▸ **Task objective**: Below are some records; work out how many of their lines contain "آبادغرب" and give the number only.

===== Stored records =====

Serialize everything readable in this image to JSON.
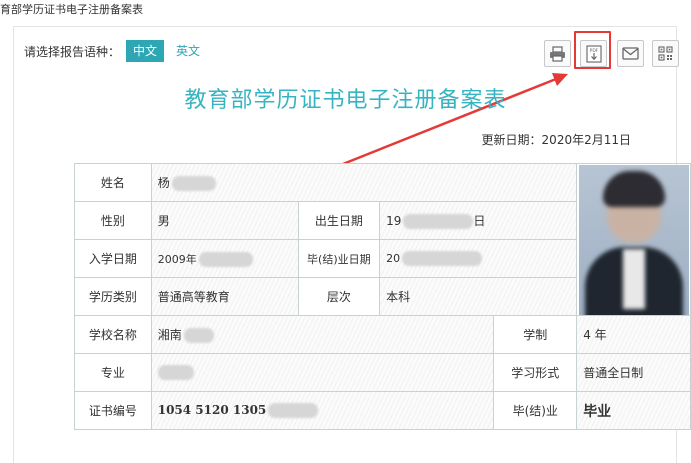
{
  "window": {
    "title": "育部学历证书电子注册备案表"
  },
  "lang": {
    "label": "请选择报告语种：",
    "options": [
      "中文",
      "英文"
    ],
    "selected": "中文"
  },
  "toolbar": {
    "print_icon": "printer-icon",
    "pdf_icon": "pdf-download-icon",
    "mail_icon": "mail-icon",
    "qr_icon": "qrcode-icon",
    "pdf_text": "PDF"
  },
  "doc": {
    "title": "教育部学历证书电子注册备案表",
    "update": "更新日期：2020年2月11日"
  },
  "fields": {
    "name": {
      "label": "姓名",
      "value": "杨"
    },
    "gender": {
      "label": "性别",
      "value": "男"
    },
    "birth": {
      "label": "出生日期",
      "value": "19",
      "tail": "日"
    },
    "enroll": {
      "label": "入学日期",
      "value": "2009年"
    },
    "graduate": {
      "label": "毕(结)业日期",
      "value": "20"
    },
    "edu_type": {
      "label": "学历类别",
      "value": "普通高等教育"
    },
    "level": {
      "label": "层次",
      "value": "本科"
    },
    "school": {
      "label": "学校名称",
      "value": "湘南"
    },
    "duration": {
      "label": "学制",
      "value": "4 年"
    },
    "major": {
      "label": "专业",
      "value": ""
    },
    "study_form": {
      "label": "学习形式",
      "value": "普通全日制"
    },
    "cert_no": {
      "label": "证书编号",
      "value": "1054 5120 1305"
    },
    "grad_status": {
      "label": "毕(结)业",
      "value": "毕业"
    }
  },
  "colors": {
    "accent": "#2ea7b5",
    "title": "#36b4c1",
    "highlight": "#e53935"
  }
}
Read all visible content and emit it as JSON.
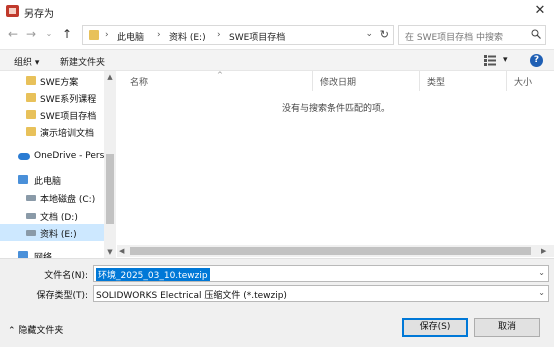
{
  "window": {
    "title": "另存为",
    "close_glyph": "✕"
  },
  "address_bar": {
    "crumbs": [
      "此电脑",
      "资料 (E:)",
      "SWE项目存档"
    ],
    "separator": "›"
  },
  "search": {
    "placeholder": "在 SWE项目存档 中搜索"
  },
  "toolbar": {
    "organize": "组织 ▾",
    "new_folder": "新建文件夹",
    "view_caret": "▾",
    "help": "?"
  },
  "nav_pane": {
    "items": [
      {
        "label": "SWE方案",
        "icon": "folder-icon"
      },
      {
        "label": "SWE系列课程",
        "icon": "folder-icon"
      },
      {
        "label": "SWE项目存档",
        "icon": "folder-icon"
      },
      {
        "label": "演示培训文档",
        "icon": "folder-icon"
      },
      {
        "label": "OneDrive - Perso",
        "icon": "cloud-icon"
      },
      {
        "label": "此电脑",
        "icon": "computer-icon"
      },
      {
        "label": "本地磁盘 (C:)",
        "icon": "drive-icon"
      },
      {
        "label": "文档 (D:)",
        "icon": "drive-icon"
      },
      {
        "label": "资料 (E:)",
        "icon": "drive-icon",
        "selected": true
      },
      {
        "label": "网络",
        "icon": "network-icon"
      }
    ]
  },
  "file_list": {
    "columns": [
      "名称",
      "修改日期",
      "类型",
      "大小"
    ],
    "empty_message": "没有与搜索条件匹配的项。"
  },
  "form": {
    "filename_label": "文件名(N):",
    "filename_value": "环境_2025_03_10.tewzip",
    "filetype_label": "保存类型(T):",
    "filetype_value": "SOLIDWORKS Electrical 压缩文件 (*.tewzip)"
  },
  "footer": {
    "hide_folders": "隐藏文件夹",
    "save": "保存(S)",
    "cancel": "取消"
  },
  "colors": {
    "accent": "#0078d7",
    "selected_bg": "#cde8ff",
    "folder": "#e8c15a"
  }
}
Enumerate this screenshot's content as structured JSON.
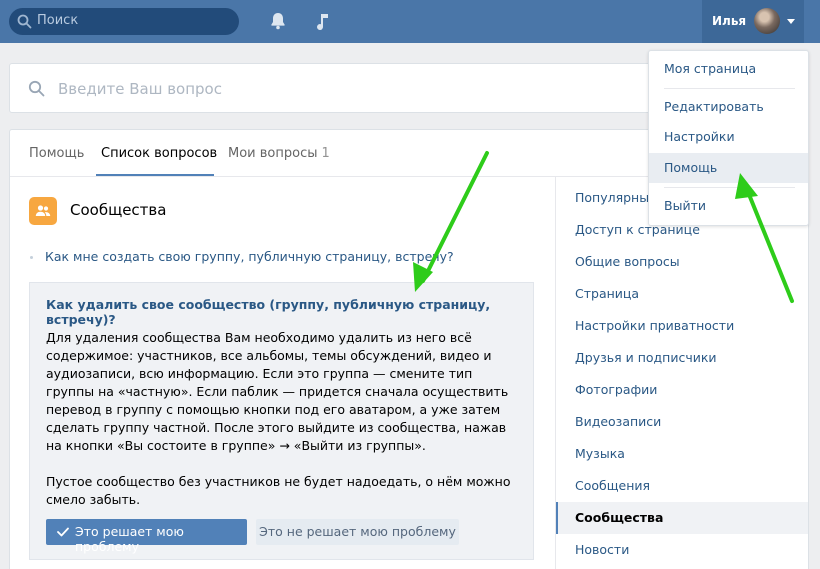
{
  "topbar": {
    "search_placeholder": "Поиск",
    "user_name": "Илья",
    "bg_color": "#4a76a8"
  },
  "help_search": {
    "placeholder": "Введите Ваш вопрос"
  },
  "tabs": [
    {
      "label": "Помощь",
      "active": false
    },
    {
      "label": "Список вопросов",
      "active": true
    },
    {
      "label": "Мои вопросы",
      "count": "1",
      "active": false
    }
  ],
  "section": {
    "title": "Сообщества",
    "question_link": "Как мне создать свою группу, публичную страницу, встречу?"
  },
  "answer": {
    "title": "Как удалить свое сообщество (группу, публичную страницу, встречу)?",
    "paragraph1": "Для удаления сообщества Вам необходимо удалить из него всё содержимое: участников, все альбомы, темы обсуждений, видео и аудиозаписи, всю информацию. Если это группа — смените тип группы на «частную». Если паблик — придется сначала осуществить перевод в группу с помощью кнопки под его аватаром, а уже затем сделать группу частной. После этого выйдите из сообщества, нажав на кнопки «Вы состоите в группе» → «Выйти из группы».",
    "paragraph2": "Пустое сообщество без участников не будет надоедать, о нём можно смело забыть.",
    "btn_yes": "Это решает мою проблему",
    "btn_no": "Это не решает мою проблему"
  },
  "side_menu": [
    "Популярные",
    "Доступ к странице",
    "Общие вопросы",
    "Страница",
    "Настройки приватности",
    "Друзья и подписчики",
    "Фотографии",
    "Видеозаписи",
    "Музыка",
    "Сообщения",
    "Сообщества",
    "Новости"
  ],
  "side_menu_active": "Сообщества",
  "dropdown": [
    "Моя страница",
    "Редактировать",
    "Настройки",
    "Помощь",
    "Выйти"
  ],
  "dropdown_hover": "Помощь",
  "colors": {
    "accent": "#5181b8",
    "link": "#2a5885",
    "arrow": "#2ecc1a",
    "section_icon": "#f7a740"
  }
}
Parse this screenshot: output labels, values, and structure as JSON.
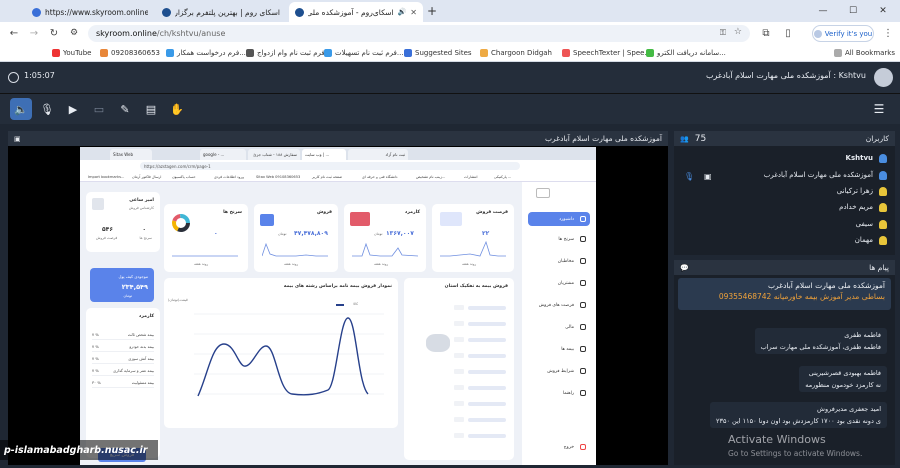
{
  "browser": {
    "tabs": [
      {
        "label": "https://www.skyroom.online/ch/kshtvu/anuse",
        "icon": "cube-icon"
      },
      {
        "label": "اسکای روم | بهترین پلتفرم برگزاری...",
        "icon": "globe-icon"
      },
      {
        "label": "اسکای‌روم - آموزشکده ملی ...",
        "icon": "globe-icon",
        "active": true
      }
    ],
    "new_tab": "+",
    "url_host": "skyroom.online",
    "url_path": "/ch/kshtvu/anuse",
    "verify_label": "Verify it's you",
    "bookmarks": [
      "YouTube",
      "09208360653",
      "فرم درخواست همکار...",
      "فرم ثبت نام وام ازدواج",
      "فرم ثبت نام تسهیلات...",
      "Suggested Sites",
      "Chargoon Didgah",
      "SpeechTexter | Spee...",
      "سامانه دریافت الکترو..."
    ],
    "all_bookmarks": "All Bookmarks"
  },
  "app": {
    "title": "Kshtvu : آموزشکده ملی مهارت اسلام آبادغرب",
    "timer": "1:05:07",
    "stage_title": "آموزشکده ملی مهارت اسلام آبادغرب"
  },
  "shared_screen": {
    "tabs": [
      "Sitax Web",
      "google - ...",
      "سفارش ۱۸۸ - شتاب جزئ",
      "وب سایت | ...",
      "ثبت نام آزاد"
    ],
    "url": "https://azstagen.com/crm/page-1",
    "bookmarks": [
      "Import bookmarks...",
      "ارسال فاکتور آرمان",
      "حساب پاکسیون",
      "ورود اطلاعات فردی",
      "Sitax Web 09108360653",
      "صفحه ثبت نام کاربر",
      "دانشگاه فنی و حرفه ای",
      "زینب نام تشخیص...",
      "انتشارات",
      "پارکنیکی ..."
    ],
    "nav": [
      "داشبورد",
      "سرنخ ها",
      "مخاطبان",
      "مشتریان",
      "فرصت های فروش",
      "مالی",
      "بیمه ها",
      "شرایط فروش",
      "راهنما",
      "خروج"
    ],
    "cards": [
      {
        "title": "فرصت فروش",
        "value": "۲۲",
        "sub": "روند هفته"
      },
      {
        "title": "کارمزد",
        "value": "۱۳۶۷,۰۰۷",
        "unit": "تومان",
        "sub": "روند هفته"
      },
      {
        "title": "فروش",
        "value": "۴۷,۴۷۸,۸۰۹",
        "unit": "تومان",
        "sub": "روند هفته"
      },
      {
        "title": "سرنخ ها",
        "value": "۰",
        "sub": "روند هفته"
      }
    ],
    "bar_chart_title": "فروش بیمه به تفکیک استان",
    "line_chart_title": "نمودار فروش بیمه نامه براساس رشته های بیمه",
    "line_legend": "کالا",
    "line_ylabel": "قیمت(تومان)",
    "profile": {
      "name": "امیر ساعی",
      "role": "کارشناس فروش",
      "stat1_label": "سرنخ ها",
      "stat1_value": "۰",
      "stat2_label": "فرصت فروش",
      "stat2_value": "۵۴۶",
      "wallet_label": "موجودی کیف پول",
      "wallet_value": "۲۳۴,۵۴۹",
      "wallet_unit": "تومان",
      "commission_title": "کارمزد",
      "rows": [
        {
          "label": "بیمه شخص ثالث",
          "value": "۷ %"
        },
        {
          "label": "بیمه بدنه خودرو",
          "value": "۷ %"
        },
        {
          "label": "بیمه آتش سوزی",
          "value": "۷ %"
        },
        {
          "label": "بیمه عمر و سرمایه گذاری",
          "value": "۷ %"
        },
        {
          "label": "بیمه مسئولیت",
          "value": "۳۰ %"
        }
      ],
      "new_sale": "فروش سریع"
    }
  },
  "users": {
    "header": "کاربران",
    "count": "75",
    "list": [
      {
        "name": "Kshtvu",
        "color": "#4a8de0"
      },
      {
        "name": "آموزشکده ملی مهارت اسلام آبادغرب",
        "color": "#4a8de0"
      },
      {
        "name": "زهرا ترکیانی",
        "color": "#e8c53a"
      },
      {
        "name": "مریم خدادم",
        "color": "#e8c53a"
      },
      {
        "name": "سیفی",
        "color": "#e8c53a"
      },
      {
        "name": "مهمان",
        "color": "#e8c53a"
      }
    ]
  },
  "chat": {
    "header": "پیام ها",
    "pinned_name": "آموزشکده ملی مهارت اسلام آبادغرب",
    "pinned_text": "09355468742 بساطی مدیر آموزش بیمه خاورمیانه",
    "messages": [
      {
        "name": "فاطمه ظفری",
        "text": "فاطمه ظفری، آموزشکده ملی مهارت سراب"
      },
      {
        "name": "فاطمه بهبودی قصرشیرینی",
        "text": "نه کارمزد خودمون منظورمه"
      },
      {
        "name": "امید جعفری مدیرفروش",
        "text": "ی دونه نقدی بود ۱۷۰۰ کارمزدش بود اون دونا ۱۱۵۰ این ۲۳۵۰"
      }
    ]
  },
  "system": {
    "activate_title": "Activate Windows",
    "activate_sub": "Go to Settings to activate Windows."
  },
  "watermark": "p-islamabadgharb.nusac.ir"
}
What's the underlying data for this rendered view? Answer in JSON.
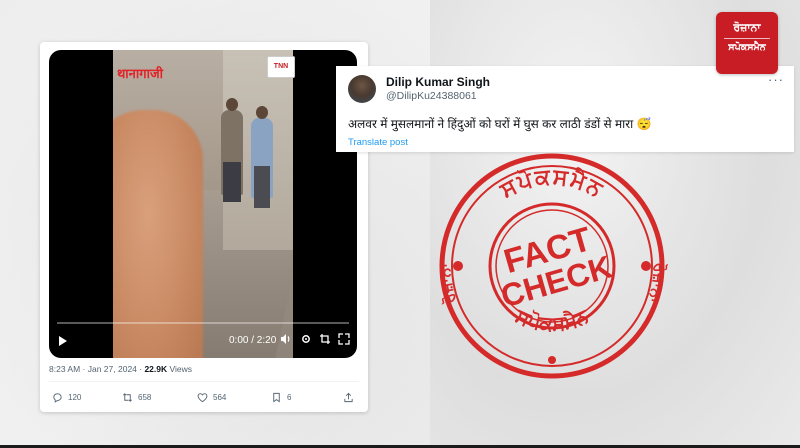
{
  "tweet": {
    "video": {
      "overlay_place_text": "थानागाजी",
      "channel_logo_text": "TNN",
      "time": "0:00 / 2:20",
      "progress": 0
    },
    "timestamp": "8:23 AM · Jan 27, 2024 · ",
    "views_count": "22.9K",
    "views_label": " Views",
    "actions": {
      "replies": "120",
      "reposts": "658",
      "likes": "564",
      "bookmarks": "6"
    }
  },
  "quote": {
    "name": "Dilip Kumar Singh",
    "handle": "@DilipKu24388061",
    "text": "अलवर में मुसलमानों ने हिंदुओं को घरों में घुस कर लाठी डंडों से मारा 😴",
    "translate": "Translate post",
    "menu": "···"
  },
  "brand": {
    "line1": "ਰੋਜ਼ਾਨਾ",
    "line2": "ਸਪੋਕਸਮੈਨ"
  },
  "stamp": {
    "top_arc": "ਸਪੋਕਸਮੈਨ",
    "left_arc": "ਰੋਜ਼ਾਨਾ",
    "right_arc": "ਰੋਜ਼ਾਨਾ",
    "bottom_arc": "ਸਪੋਕਸਮੈਨ",
    "center_line1": "FACT",
    "center_line2": "CHECK",
    "color": "#d42a2a"
  }
}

=====

▸ **Written response**: 4